* YOUR OBJECTIVE
Scan the entries below for the word "差异化水平". Copy each line that has it.

* AVAILABLE DATA

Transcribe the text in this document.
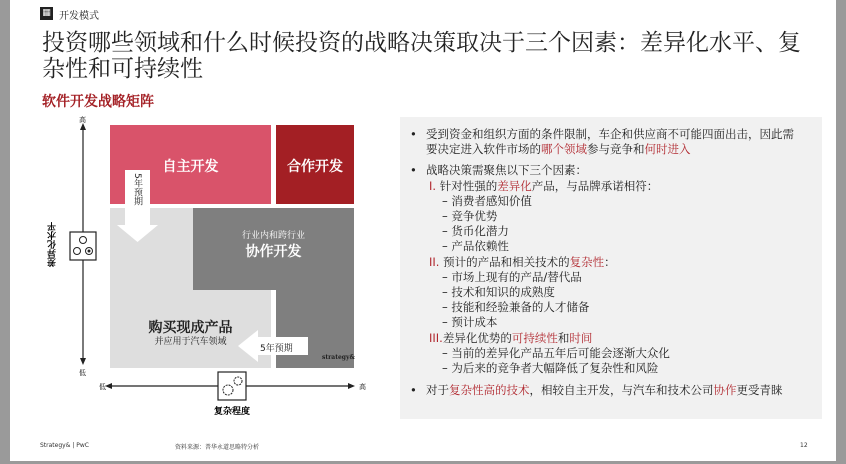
▦ 开发模式
投资哪些领域和什么时候投资的战略决策取决于三个因素：差异化水平、复杂性和可持续性
软件开发战略矩阵
自主开发	合作开发
行业内和跨行业
协作开发
购买现成产品
并应用于汽车领域
5年预期
5年预期
strategy&
高
低
差异化水平
低	高
复杂程度
• 受到资金和组织方面的条件限制，车企和供应商不可能四面出击，因此需要决定进入软件市场的哪个领域参与竞争和何时进入
• 战略决策需聚焦以下三个因素：
I. 针对性强的差异化产品，与品牌承诺相符：
– 消费者感知价值
– 竞争优势
– 货币化潜力
– 产品依赖性
II. 预计的产品和相关技术的复杂性：
– 市场上现有的产品/替代品
– 技术和知识的成熟度
– 技能和经验兼备的人才储备
– 预计成本
III.差异化优势的可持续性和时间
– 当前的差异化产品五年后可能会逐渐大众化
– 为后来的竞争者大幅降低了复杂性和风险
• 对于复杂性高的技术，相较自主开发，与汽车和技术公司协作更受青睐
Strategy& | PwC	资料来源：普华永道思略特分析	12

* PROBLEM SOLUTION
投资哪些领域和什么时候投资的战略决策取决于三个因素：差异化水平、复杂性和可持续性
差异化水平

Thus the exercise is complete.